§ **Required task**
From the entries below, copy out every line with "chevron" in it.

§ **Records for this exercise**
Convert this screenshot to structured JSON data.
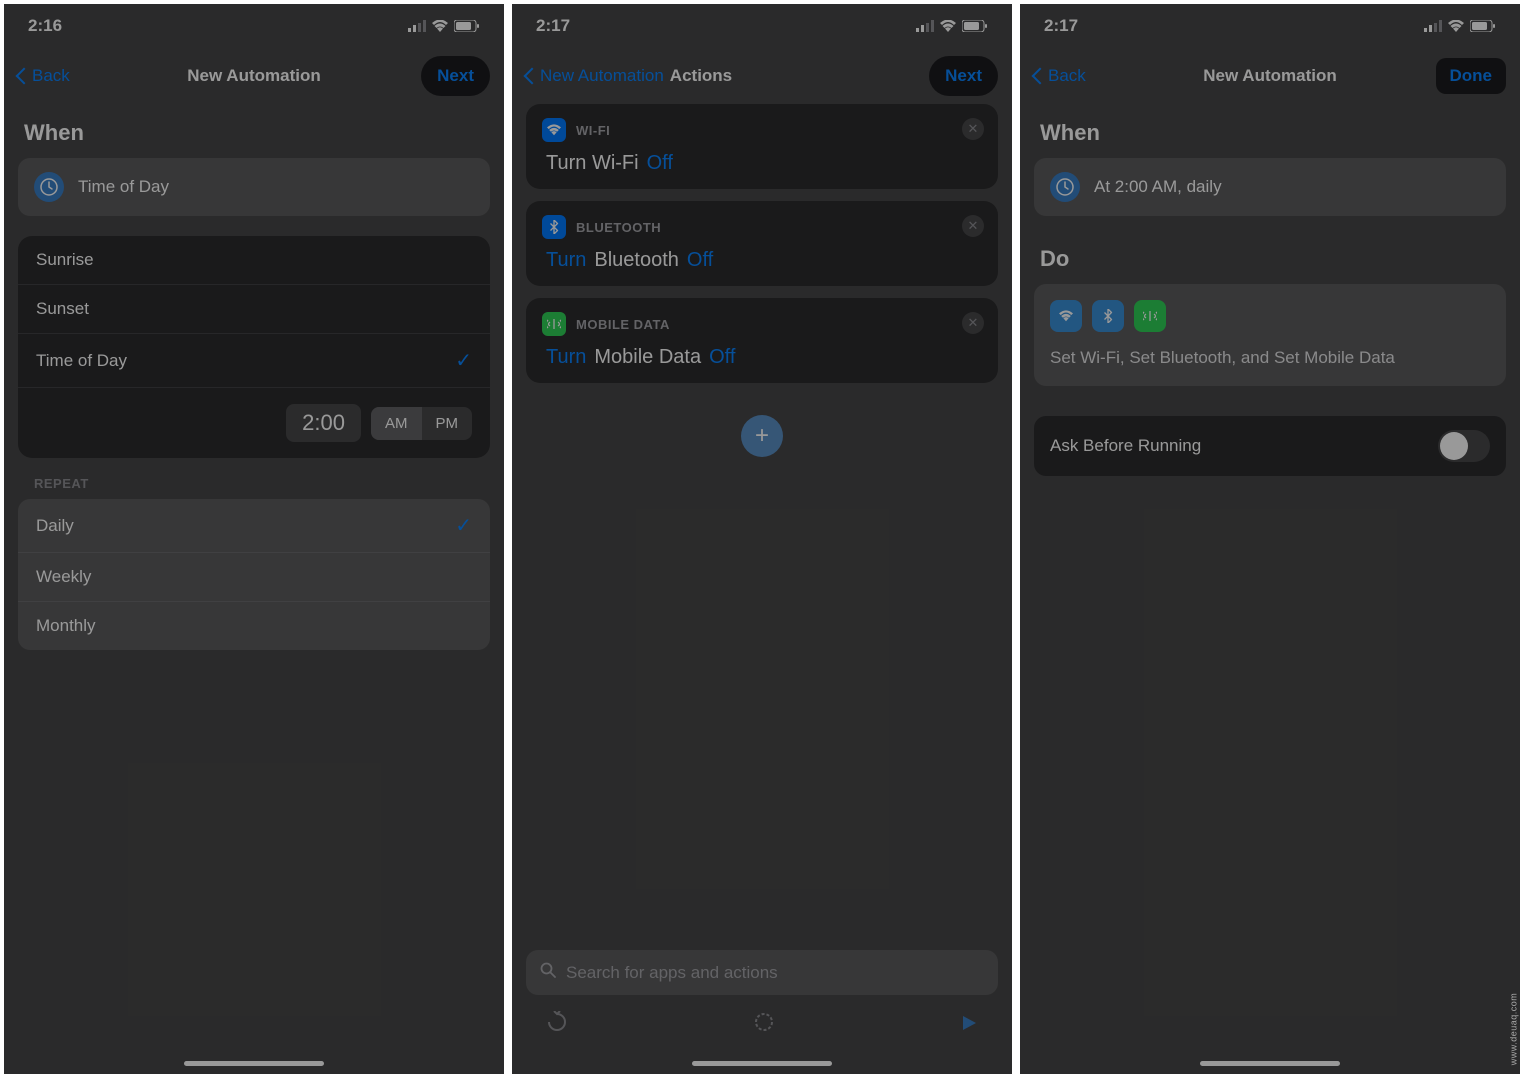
{
  "screen1": {
    "time": "2:16",
    "nav": {
      "back": "Back",
      "title": "New Automation",
      "next": "Next"
    },
    "when": {
      "title": "When",
      "trigger": "Time of Day"
    },
    "popup": {
      "options": [
        "Sunrise",
        "Sunset",
        "Time of Day"
      ],
      "selected_index": 2,
      "time_value": "2:00",
      "am": "AM",
      "pm": "PM"
    },
    "repeat": {
      "label": "REPEAT",
      "options": [
        "Daily",
        "Weekly",
        "Monthly"
      ],
      "selected_index": 0
    }
  },
  "screen2": {
    "time": "2:17",
    "nav": {
      "back": "New Automation",
      "title": "Actions",
      "next": "Next"
    },
    "actions": [
      {
        "icon": "wifi",
        "label": "WI-FI",
        "parts": [
          "Turn Wi-Fi",
          "Off"
        ],
        "link_indices": [
          1
        ],
        "color": "#007aff"
      },
      {
        "icon": "bt",
        "label": "BLUETOOTH",
        "parts": [
          "Turn",
          "Bluetooth",
          "Off"
        ],
        "link_indices": [
          0,
          2
        ],
        "color": "#007aff"
      },
      {
        "icon": "cell",
        "label": "MOBILE DATA",
        "parts": [
          "Turn",
          "Mobile Data",
          "Off"
        ],
        "link_indices": [
          0,
          2
        ],
        "color": "#30d158"
      }
    ],
    "search_placeholder": "Search for apps and actions"
  },
  "screen3": {
    "time": "2:17",
    "nav": {
      "back": "Back",
      "title": "New Automation",
      "done": "Done"
    },
    "when": {
      "title": "When",
      "summary": "At 2:00 AM, daily"
    },
    "do": {
      "title": "Do",
      "summary": "Set Wi-Fi, Set Bluetooth, and Set Mobile Data",
      "icons": [
        {
          "type": "wifi",
          "color": "#3a8fd8"
        },
        {
          "type": "bt",
          "color": "#3a8fd8"
        },
        {
          "type": "cell",
          "color": "#30d158"
        }
      ]
    },
    "ask": {
      "label": "Ask Before Running",
      "value": false
    }
  },
  "watermark": "www.deuaq.com"
}
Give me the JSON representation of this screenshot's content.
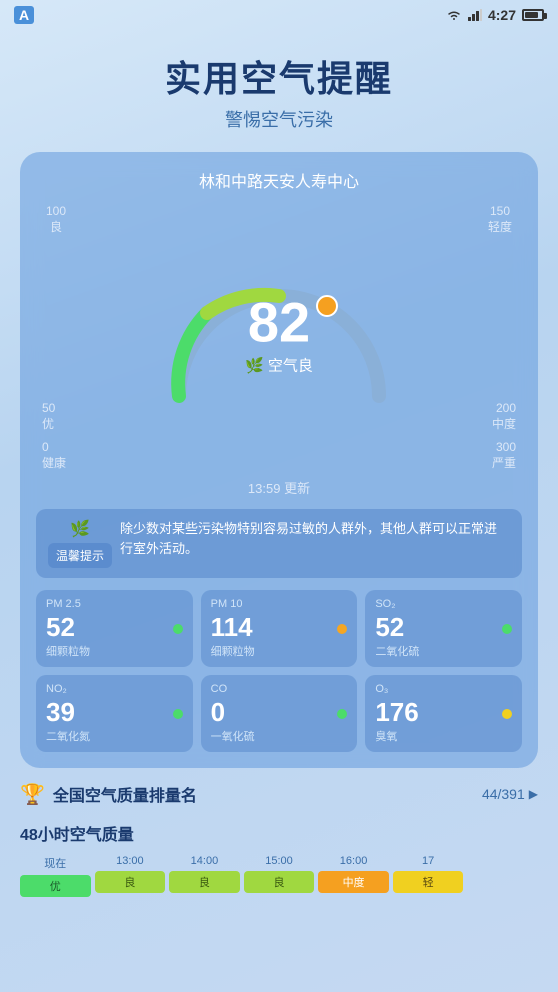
{
  "statusBar": {
    "appName": "A",
    "time": "4:27",
    "batteryLevel": 70
  },
  "header": {
    "title": "实用空气提醒",
    "subtitle": "警惕空气污染"
  },
  "card": {
    "location": "林和中路天安人寿中心",
    "aqi": "82",
    "aqiLabel": "空气良",
    "updateTime": "13:59 更新",
    "scaleLabels": [
      {
        "value": "0",
        "name": "健康"
      },
      {
        "value": "50",
        "name": "优"
      },
      {
        "value": "100",
        "name": "良"
      },
      {
        "value": "150",
        "name": "轻度"
      },
      {
        "value": "200",
        "name": "中度"
      },
      {
        "value": "300",
        "name": "严重"
      }
    ],
    "alertTag": "温馨提示",
    "alertText": "除少数对某些污染物特别容易过敏的人群外，其他人群可以正常进行室外活动。",
    "metrics": [
      {
        "id": "pm25",
        "label": "PM 2.5",
        "sublabel": "细颗粒物",
        "value": "52",
        "dotColor": "dot-green"
      },
      {
        "id": "pm10",
        "label": "PM 10",
        "sublabel": "细颗粒物",
        "value": "114",
        "dotColor": "dot-orange"
      },
      {
        "id": "so2",
        "label": "SO₂",
        "sublabel": "二氧化硫",
        "value": "52",
        "dotColor": "dot-green"
      },
      {
        "id": "no2",
        "label": "NO₂",
        "sublabel": "二氧化氮",
        "value": "39",
        "dotColor": "dot-green"
      },
      {
        "id": "co",
        "label": "CO",
        "sublabel": "一氧化硫",
        "value": "0",
        "dotColor": "dot-green"
      },
      {
        "id": "o3",
        "label": "O₃",
        "sublabel": "臭氧",
        "value": "176",
        "dotColor": "dot-yellow"
      }
    ]
  },
  "ranking": {
    "title": "全国空气质量排量名",
    "value": "44/391",
    "chevron": "▶"
  },
  "hourly": {
    "title": "48小时空气质量",
    "columns": [
      {
        "label": "现在",
        "badge": "优",
        "badgeClass": "badge-green"
      },
      {
        "label": "13:00",
        "badge": "良",
        "badgeClass": "badge-lime"
      },
      {
        "label": "14:00",
        "badge": "良",
        "badgeClass": "badge-lime"
      },
      {
        "label": "15:00",
        "badge": "良",
        "badgeClass": "badge-lime"
      },
      {
        "label": "16:00",
        "badge": "中度",
        "badgeClass": "badge-orange"
      },
      {
        "label": "17",
        "badge": "轻",
        "badgeClass": "badge-light"
      }
    ]
  }
}
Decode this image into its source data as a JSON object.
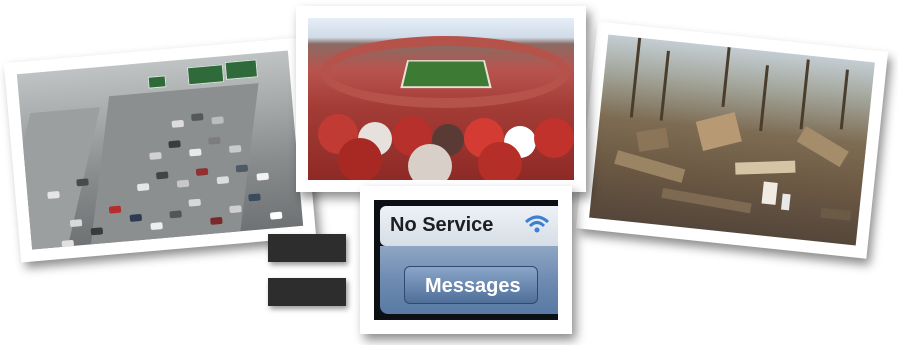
{
  "photos": [
    {
      "name": "traffic-jam-photo"
    },
    {
      "name": "stadium-crowd-photo"
    },
    {
      "name": "storm-damage-photo"
    },
    {
      "name": "phone-no-service-photo"
    }
  ],
  "phone": {
    "status_text": "No Service",
    "button_label": "Messages"
  },
  "colors": {
    "bar": "#2d2d2d",
    "frame": "#ffffff"
  }
}
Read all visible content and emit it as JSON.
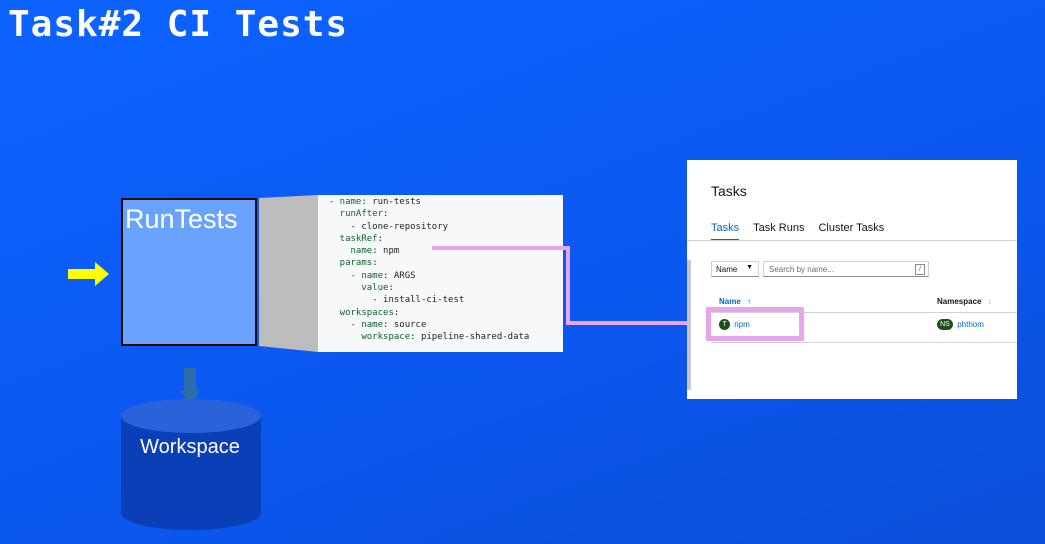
{
  "slide": {
    "title": "Task#2 CI Tests"
  },
  "task": {
    "label": "RunTests"
  },
  "workspace": {
    "label": "Workspace"
  },
  "yaml_lines": [
    "  - name: run-tests",
    "    runAfter:",
    "      - clone-repository",
    "    taskRef:",
    "      name: npm",
    "    params:",
    "      - name: ARGS",
    "        value:",
    "          - install-ci-test",
    "    workspaces:",
    "      - name: source",
    "        workspace: pipeline-shared-data"
  ],
  "console": {
    "title": "Tasks",
    "tabs": [
      "Tasks",
      "Task Runs",
      "Cluster Tasks"
    ],
    "filter": {
      "label": "Name"
    },
    "search": {
      "placeholder": "Search by name..."
    },
    "columns": {
      "name": "Name",
      "namespace": "Namespace"
    },
    "rows": [
      {
        "badge": "T",
        "name": "npm",
        "ns_badge": "NS",
        "namespace": "phthom"
      }
    ]
  },
  "colors": {
    "background": "#0d63ff",
    "task_box": "#6aa3ff",
    "workspace": "#0a3fb8",
    "arrow": "#ffff00",
    "connector": "#e9a5ea",
    "link": "#0066cc"
  },
  "icons": [
    "arrow-right-icon",
    "arrow-down-icon",
    "caret-down-icon",
    "sort-up-icon",
    "sort-icon"
  ]
}
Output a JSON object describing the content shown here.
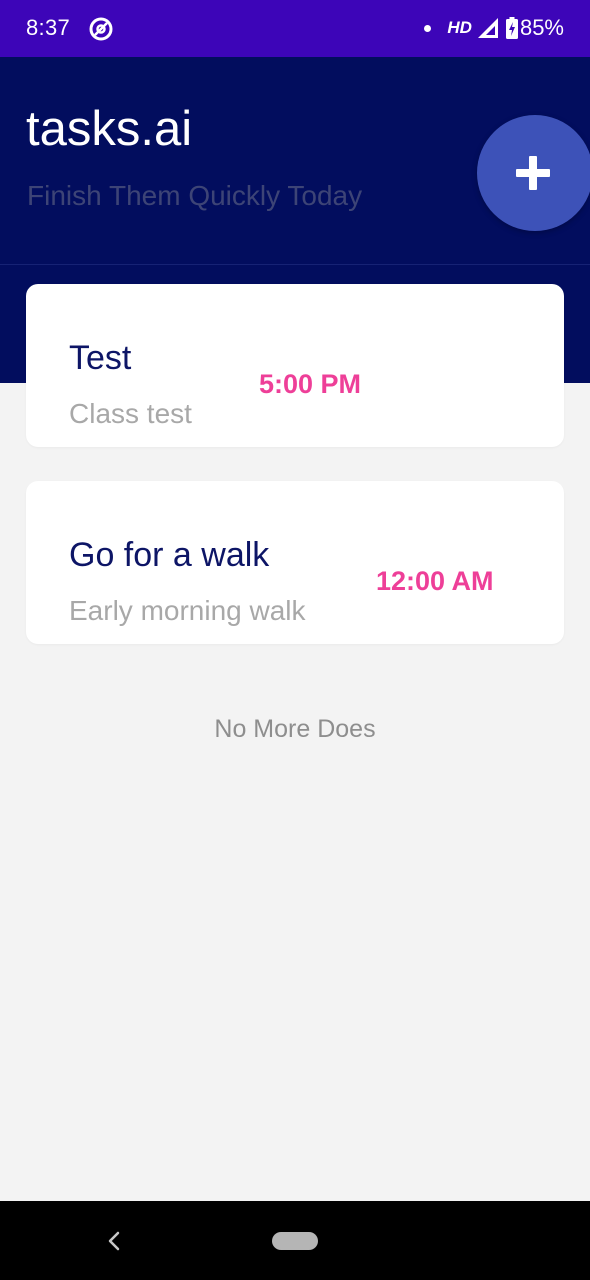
{
  "status_bar": {
    "time": "8:37",
    "app_icon": "vpn-at-icon",
    "network_label": "HD",
    "signal_icon": "signal-icon",
    "battery_icon": "battery-charging-icon",
    "battery": "85%",
    "background_color": "#3d05b8"
  },
  "header": {
    "title": "tasks.ai",
    "subtitle": "Finish Them Quickly Today",
    "background_color": "#020d5e",
    "add_button_icon": "plus-icon",
    "add_button_color": "#3d52b8"
  },
  "tasks": [
    {
      "title": "Test",
      "description": "Class test",
      "time": "5:00 PM"
    },
    {
      "title": "Go for a walk",
      "description": "Early morning walk",
      "time": "12:00 AM"
    }
  ],
  "colors": {
    "task_title": "#0d1566",
    "task_description": "#a8a8a8",
    "task_time": "#ee3f98",
    "page_background": "#f3f3f3"
  },
  "empty_message": "No More Does",
  "nav_bar": {
    "back_icon": "chevron-left-icon",
    "home_icon": "home-pill-icon"
  }
}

§ **Output below**
    "chevron": "▶"
    "back_icon": "chevron-left-icon",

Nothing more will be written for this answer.